What the exercise asks => Where a line contains the string "estava", copy that line.

Supplied data =>
-- START --
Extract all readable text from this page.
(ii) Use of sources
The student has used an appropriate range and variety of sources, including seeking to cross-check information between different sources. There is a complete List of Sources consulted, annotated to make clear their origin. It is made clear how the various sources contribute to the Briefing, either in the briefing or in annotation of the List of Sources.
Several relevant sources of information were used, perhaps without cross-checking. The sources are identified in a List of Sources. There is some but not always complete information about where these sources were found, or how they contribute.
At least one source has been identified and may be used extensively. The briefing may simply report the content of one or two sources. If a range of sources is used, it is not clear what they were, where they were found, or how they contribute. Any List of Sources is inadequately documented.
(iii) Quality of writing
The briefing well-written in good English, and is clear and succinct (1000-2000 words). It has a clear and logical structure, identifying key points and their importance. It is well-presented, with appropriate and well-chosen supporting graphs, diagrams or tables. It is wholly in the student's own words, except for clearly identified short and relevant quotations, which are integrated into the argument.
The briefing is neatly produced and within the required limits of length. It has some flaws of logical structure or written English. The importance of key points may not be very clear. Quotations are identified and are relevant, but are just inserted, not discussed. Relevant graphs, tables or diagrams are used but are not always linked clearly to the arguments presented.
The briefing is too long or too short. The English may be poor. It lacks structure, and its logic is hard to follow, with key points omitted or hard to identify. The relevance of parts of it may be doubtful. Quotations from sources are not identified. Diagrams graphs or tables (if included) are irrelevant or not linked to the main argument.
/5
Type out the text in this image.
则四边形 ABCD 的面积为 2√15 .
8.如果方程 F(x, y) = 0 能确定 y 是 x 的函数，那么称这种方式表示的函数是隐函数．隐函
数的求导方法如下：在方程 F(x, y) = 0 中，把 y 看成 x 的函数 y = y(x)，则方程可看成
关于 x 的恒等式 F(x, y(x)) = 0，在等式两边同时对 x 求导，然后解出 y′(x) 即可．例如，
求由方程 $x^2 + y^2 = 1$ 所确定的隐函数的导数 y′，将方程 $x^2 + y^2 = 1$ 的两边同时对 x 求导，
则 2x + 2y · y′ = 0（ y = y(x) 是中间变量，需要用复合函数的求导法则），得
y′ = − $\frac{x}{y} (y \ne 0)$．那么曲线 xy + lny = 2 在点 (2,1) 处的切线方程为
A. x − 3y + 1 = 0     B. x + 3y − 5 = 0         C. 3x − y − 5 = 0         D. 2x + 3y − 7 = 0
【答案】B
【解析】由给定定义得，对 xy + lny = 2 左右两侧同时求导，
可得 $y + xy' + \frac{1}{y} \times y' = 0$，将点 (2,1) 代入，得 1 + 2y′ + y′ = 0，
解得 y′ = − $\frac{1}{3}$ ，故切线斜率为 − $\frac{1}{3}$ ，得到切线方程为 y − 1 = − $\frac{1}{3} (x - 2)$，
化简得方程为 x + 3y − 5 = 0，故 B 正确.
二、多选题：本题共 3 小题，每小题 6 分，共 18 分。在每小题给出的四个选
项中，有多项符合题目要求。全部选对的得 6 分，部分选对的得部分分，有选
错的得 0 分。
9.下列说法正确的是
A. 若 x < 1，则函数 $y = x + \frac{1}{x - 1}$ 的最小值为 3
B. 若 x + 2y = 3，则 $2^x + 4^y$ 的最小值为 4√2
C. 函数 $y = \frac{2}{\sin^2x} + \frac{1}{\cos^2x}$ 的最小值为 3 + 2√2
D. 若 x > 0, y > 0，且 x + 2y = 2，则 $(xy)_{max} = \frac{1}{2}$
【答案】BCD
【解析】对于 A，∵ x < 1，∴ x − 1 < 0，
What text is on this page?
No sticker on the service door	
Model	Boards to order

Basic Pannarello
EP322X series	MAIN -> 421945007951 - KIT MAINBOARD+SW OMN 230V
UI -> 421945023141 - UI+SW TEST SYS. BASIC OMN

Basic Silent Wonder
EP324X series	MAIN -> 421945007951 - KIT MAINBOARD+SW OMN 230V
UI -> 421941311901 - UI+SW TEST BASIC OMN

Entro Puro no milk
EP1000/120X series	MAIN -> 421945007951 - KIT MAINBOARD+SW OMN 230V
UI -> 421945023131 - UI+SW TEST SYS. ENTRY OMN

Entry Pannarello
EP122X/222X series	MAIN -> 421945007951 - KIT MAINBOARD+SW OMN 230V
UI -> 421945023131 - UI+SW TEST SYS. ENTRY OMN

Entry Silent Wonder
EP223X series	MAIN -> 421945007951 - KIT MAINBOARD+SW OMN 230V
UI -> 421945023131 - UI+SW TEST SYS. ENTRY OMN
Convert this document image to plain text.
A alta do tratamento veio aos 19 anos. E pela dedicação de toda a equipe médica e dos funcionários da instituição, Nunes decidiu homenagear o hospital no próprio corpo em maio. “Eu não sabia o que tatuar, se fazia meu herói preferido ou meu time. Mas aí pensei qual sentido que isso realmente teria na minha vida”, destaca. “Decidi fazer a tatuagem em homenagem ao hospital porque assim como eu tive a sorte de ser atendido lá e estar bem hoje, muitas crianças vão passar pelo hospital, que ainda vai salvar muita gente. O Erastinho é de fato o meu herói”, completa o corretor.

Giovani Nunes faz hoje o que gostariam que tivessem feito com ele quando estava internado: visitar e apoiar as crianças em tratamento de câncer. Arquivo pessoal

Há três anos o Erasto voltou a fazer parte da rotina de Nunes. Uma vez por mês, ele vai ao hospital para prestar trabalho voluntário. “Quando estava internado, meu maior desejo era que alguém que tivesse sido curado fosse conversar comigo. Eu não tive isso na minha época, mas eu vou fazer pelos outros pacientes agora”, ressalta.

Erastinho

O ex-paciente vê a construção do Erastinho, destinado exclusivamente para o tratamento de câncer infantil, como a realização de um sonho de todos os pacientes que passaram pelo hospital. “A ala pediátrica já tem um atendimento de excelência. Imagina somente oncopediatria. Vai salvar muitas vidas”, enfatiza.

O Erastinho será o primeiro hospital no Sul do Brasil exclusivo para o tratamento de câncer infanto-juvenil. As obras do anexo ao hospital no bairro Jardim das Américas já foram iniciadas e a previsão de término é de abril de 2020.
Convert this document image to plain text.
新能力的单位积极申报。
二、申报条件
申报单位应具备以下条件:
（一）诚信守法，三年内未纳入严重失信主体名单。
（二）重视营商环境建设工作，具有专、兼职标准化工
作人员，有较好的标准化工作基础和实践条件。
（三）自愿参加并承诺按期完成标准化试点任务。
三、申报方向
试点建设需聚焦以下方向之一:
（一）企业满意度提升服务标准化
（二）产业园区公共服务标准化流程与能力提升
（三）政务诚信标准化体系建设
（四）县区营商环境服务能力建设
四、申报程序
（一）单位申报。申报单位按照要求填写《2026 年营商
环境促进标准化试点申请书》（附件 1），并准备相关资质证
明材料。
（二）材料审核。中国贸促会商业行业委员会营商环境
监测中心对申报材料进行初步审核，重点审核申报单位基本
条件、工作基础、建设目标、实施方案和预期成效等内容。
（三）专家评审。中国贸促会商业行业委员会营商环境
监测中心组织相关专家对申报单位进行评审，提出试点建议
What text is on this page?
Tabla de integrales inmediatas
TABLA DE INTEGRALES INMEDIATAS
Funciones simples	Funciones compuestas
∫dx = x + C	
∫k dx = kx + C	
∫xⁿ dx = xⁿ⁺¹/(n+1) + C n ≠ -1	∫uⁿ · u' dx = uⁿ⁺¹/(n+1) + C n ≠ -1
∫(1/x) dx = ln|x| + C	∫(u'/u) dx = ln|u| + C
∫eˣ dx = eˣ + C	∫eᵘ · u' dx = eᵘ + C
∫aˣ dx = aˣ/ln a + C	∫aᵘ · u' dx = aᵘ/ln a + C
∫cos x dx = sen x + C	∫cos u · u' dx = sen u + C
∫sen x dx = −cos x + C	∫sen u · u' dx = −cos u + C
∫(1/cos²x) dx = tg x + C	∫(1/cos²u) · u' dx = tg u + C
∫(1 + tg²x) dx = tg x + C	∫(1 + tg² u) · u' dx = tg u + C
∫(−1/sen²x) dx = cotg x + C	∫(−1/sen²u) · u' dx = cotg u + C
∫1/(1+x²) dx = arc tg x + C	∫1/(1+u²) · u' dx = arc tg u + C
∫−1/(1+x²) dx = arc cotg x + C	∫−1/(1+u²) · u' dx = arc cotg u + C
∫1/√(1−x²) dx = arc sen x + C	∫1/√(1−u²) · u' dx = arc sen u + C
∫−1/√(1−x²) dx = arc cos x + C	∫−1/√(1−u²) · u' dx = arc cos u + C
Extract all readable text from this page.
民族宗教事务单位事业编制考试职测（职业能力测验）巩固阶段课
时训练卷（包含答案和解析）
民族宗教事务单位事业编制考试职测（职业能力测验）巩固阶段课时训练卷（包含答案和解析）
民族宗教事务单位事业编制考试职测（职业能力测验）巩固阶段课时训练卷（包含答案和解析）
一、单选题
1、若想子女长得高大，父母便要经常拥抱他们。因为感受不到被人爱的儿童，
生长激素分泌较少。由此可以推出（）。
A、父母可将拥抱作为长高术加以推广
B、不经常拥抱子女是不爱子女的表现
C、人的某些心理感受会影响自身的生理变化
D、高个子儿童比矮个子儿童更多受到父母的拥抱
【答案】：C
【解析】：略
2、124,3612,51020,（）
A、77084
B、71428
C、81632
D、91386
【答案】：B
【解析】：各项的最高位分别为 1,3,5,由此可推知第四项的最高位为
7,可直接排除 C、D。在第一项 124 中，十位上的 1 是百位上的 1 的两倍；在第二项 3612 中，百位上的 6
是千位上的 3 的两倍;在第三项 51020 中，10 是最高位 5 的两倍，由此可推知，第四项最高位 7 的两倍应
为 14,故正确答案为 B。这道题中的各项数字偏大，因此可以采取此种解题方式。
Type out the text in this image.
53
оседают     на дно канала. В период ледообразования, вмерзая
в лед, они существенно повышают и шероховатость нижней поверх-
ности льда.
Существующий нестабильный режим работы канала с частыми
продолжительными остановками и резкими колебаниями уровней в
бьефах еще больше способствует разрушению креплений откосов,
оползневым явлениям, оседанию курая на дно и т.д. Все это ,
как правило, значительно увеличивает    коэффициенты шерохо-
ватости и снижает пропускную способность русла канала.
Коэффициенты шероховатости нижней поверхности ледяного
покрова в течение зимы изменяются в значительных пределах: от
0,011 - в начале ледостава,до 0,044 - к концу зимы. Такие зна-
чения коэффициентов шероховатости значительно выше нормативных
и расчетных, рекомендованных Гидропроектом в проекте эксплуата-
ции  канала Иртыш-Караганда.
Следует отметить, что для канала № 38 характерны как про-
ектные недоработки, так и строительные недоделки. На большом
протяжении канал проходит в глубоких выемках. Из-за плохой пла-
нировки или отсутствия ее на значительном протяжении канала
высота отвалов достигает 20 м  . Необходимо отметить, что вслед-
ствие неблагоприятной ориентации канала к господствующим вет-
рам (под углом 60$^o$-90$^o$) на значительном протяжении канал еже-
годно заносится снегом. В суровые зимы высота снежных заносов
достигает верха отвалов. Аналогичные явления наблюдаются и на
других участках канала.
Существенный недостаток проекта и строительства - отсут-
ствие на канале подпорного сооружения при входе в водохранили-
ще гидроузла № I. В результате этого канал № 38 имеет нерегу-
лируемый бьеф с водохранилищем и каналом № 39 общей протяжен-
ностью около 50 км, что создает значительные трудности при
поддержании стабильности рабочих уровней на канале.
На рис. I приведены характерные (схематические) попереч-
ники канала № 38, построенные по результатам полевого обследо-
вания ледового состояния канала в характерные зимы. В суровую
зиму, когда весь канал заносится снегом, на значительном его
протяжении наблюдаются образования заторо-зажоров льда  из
-- END --
Written answer =>
Giovani Nunes faz hoje o que gostariam que tivessem feito com ele quando estava internado: visitar e apoiar as crianças em tratamento de câncer. Arquivo pessoal
Há três anos o Erasto voltou a fazer parte da rotina de Nunes. Uma vez por mês, ele vai ao hospital para prestar trabalho voluntário. “Quando estava internado, meu maior desejo era que alguém que tivesse sido curado fosse conversar comigo. Eu não tive isso na minha época, mas eu vou fazer pelos outros pacientes agora”, ressalta.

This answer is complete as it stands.